### RECORDS SUPPLIED
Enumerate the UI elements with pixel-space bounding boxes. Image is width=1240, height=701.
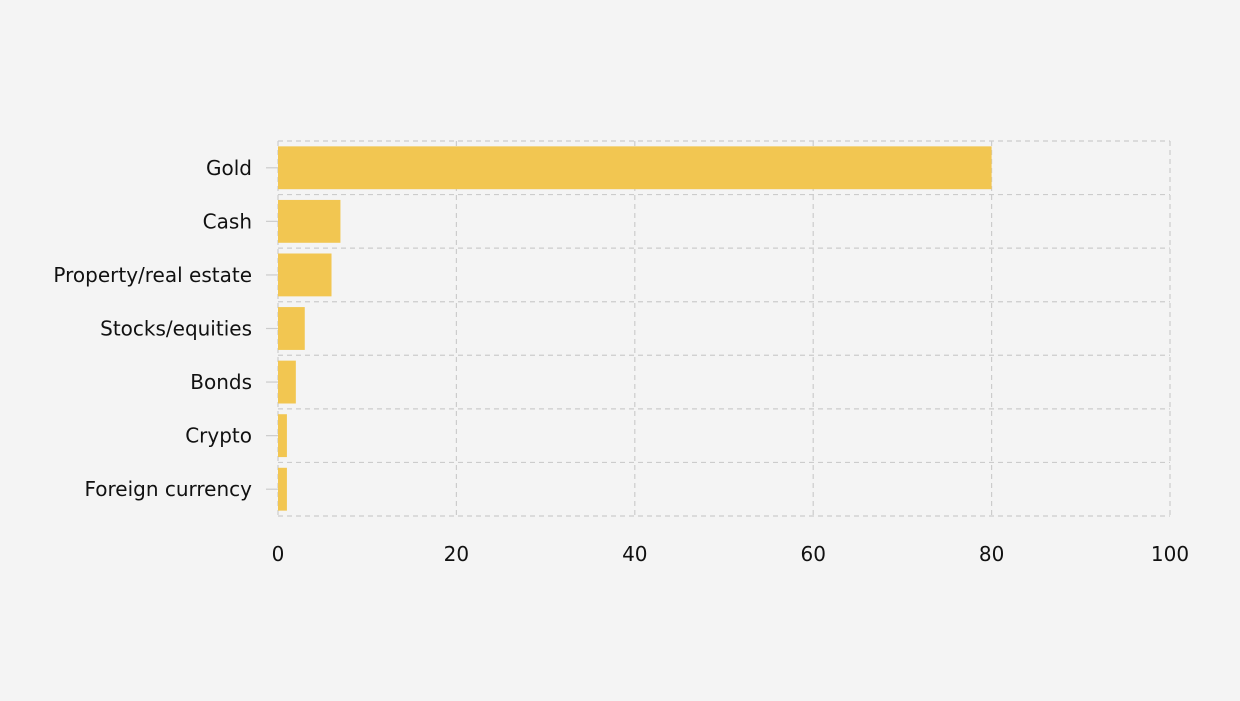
- bar: [278, 199, 341, 243]
- x-tick-label: 20: [444, 542, 469, 566]
- y-tick-label: Gold: [206, 156, 252, 180]
- y-tick-label: Stocks/equities: [100, 317, 252, 341]
- x-tick-label: 100: [1151, 542, 1189, 566]
- bar: [278, 467, 287, 511]
- bar: [278, 360, 296, 404]
- bar: [278, 414, 287, 458]
- x-tick-label: 80: [979, 542, 1004, 566]
- y-tick-label: Bonds: [190, 370, 252, 394]
- y-tick-label: Cash: [203, 209, 252, 233]
- x-tick-label: 60: [800, 542, 825, 566]
- y-tick-label: Crypto: [185, 424, 252, 448]
- x-tick-label: 40: [622, 542, 647, 566]
- x-tick-label: 0: [272, 542, 285, 566]
- y-tick-label: Foreign currency: [84, 477, 252, 501]
- bar: [278, 253, 332, 297]
- bar: [278, 307, 305, 350]
- y-tick-label: Property/real estate: [53, 263, 252, 287]
- bar: [278, 146, 992, 190]
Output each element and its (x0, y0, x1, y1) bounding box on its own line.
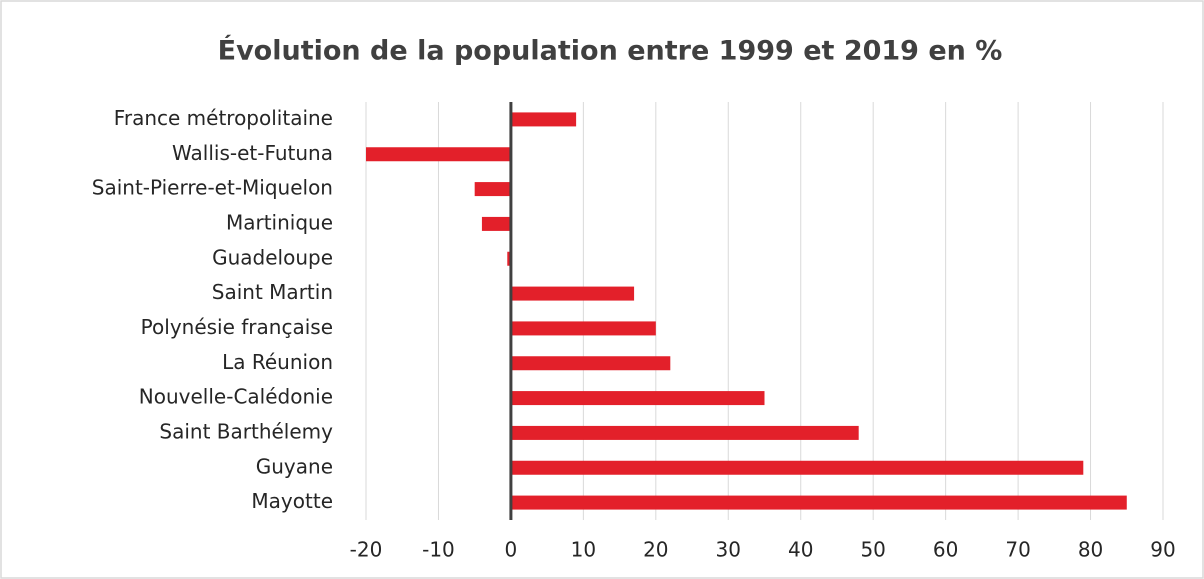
x-tick-label: -10 (422, 538, 455, 562)
y-tick-label: Guyane (256, 454, 333, 478)
bar (510, 391, 765, 406)
bar (510, 356, 671, 371)
x-tick-label: -20 (350, 538, 383, 562)
x-tick-label: 50 (860, 538, 885, 562)
bar (510, 286, 635, 301)
x-tick-label: 60 (933, 538, 958, 562)
x-tick-label: 10 (571, 538, 596, 562)
bar (510, 495, 1127, 510)
chart-title: Évolution de la population entre 1999 et… (218, 35, 1003, 67)
bar (510, 112, 577, 127)
y-tick-label: Saint-Pierre-et-Miquelon (92, 176, 333, 200)
bar (510, 425, 859, 440)
x-tick-label: 0 (505, 538, 518, 562)
y-tick-label: France métropolitaine (114, 106, 333, 130)
y-tick-label: Guadeloupe (212, 245, 333, 269)
bar (510, 321, 656, 336)
bar (481, 216, 511, 231)
x-tick-label: 40 (788, 538, 813, 562)
y-tick-label: Nouvelle-Calédonie (139, 385, 333, 409)
x-tick-label: 20 (643, 538, 668, 562)
x-tick-label: 90 (1150, 538, 1175, 562)
bar (366, 147, 511, 162)
bar (474, 182, 511, 197)
y-tick-label: Saint Barthélemy (159, 419, 333, 443)
bar (507, 251, 511, 266)
y-tick-label: Saint Martin (212, 280, 333, 304)
x-tick-label: 80 (1078, 538, 1103, 562)
y-tick-label: Martinique (226, 210, 333, 234)
y-tick-label: Polynésie française (141, 315, 333, 339)
y-tick-label: La Réunion (222, 350, 333, 374)
x-tick-label: 30 (716, 538, 741, 562)
x-tick-label: 70 (1005, 538, 1030, 562)
y-tick-label: Mayotte (251, 489, 333, 513)
y-tick-label: Wallis-et-Futuna (172, 141, 333, 165)
bar (510, 460, 1084, 475)
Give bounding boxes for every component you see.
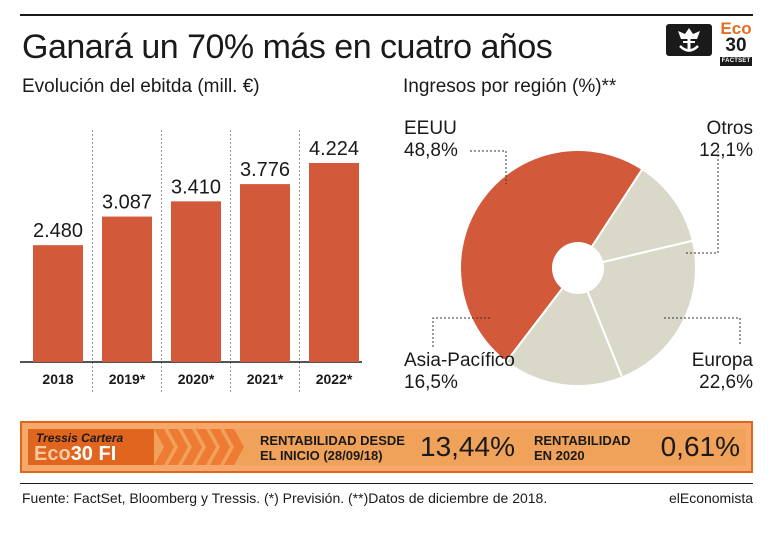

### DESCRIPTION OF THE TASK
Copy out the lines of the records verbatim, beginning with the first line of the records and ending after the line that contains "Output each element". Omit the pictures from your answer.

### EXERCISE RESPONSE
Enumerate the UI elements with pixel-space bounding boxes. Image is width=1240, height=701.
- bar: [278, 199, 341, 243]
- x-tick-label: 20: [444, 542, 469, 566]
- y-tick-label: Gold: [206, 156, 252, 180]
- y-tick-label: Stocks/equities: [100, 317, 252, 341]
- x-tick-label: 100: [1151, 542, 1189, 566]
- bar: [278, 467, 287, 511]
- bar: [278, 360, 296, 404]
- bar: [278, 414, 287, 458]
- x-tick-label: 80: [979, 542, 1004, 566]
- y-tick-label: Bonds: [190, 370, 252, 394]
- y-tick-label: Cash: [203, 209, 252, 233]
- x-tick-label: 60: [800, 542, 825, 566]
- y-tick-label: Crypto: [185, 424, 252, 448]
- x-tick-label: 40: [622, 542, 647, 566]
- x-tick-label: 0: [272, 542, 285, 566]
- y-tick-label: Foreign currency: [84, 477, 252, 501]
- bar: [278, 253, 332, 297]
- bar: [278, 307, 305, 350]
- y-tick-label: Property/real estate: [53, 263, 252, 287]
- bar: [278, 146, 992, 190]
Output each element and its (x0, y0, x1, y1) bounding box on its own line.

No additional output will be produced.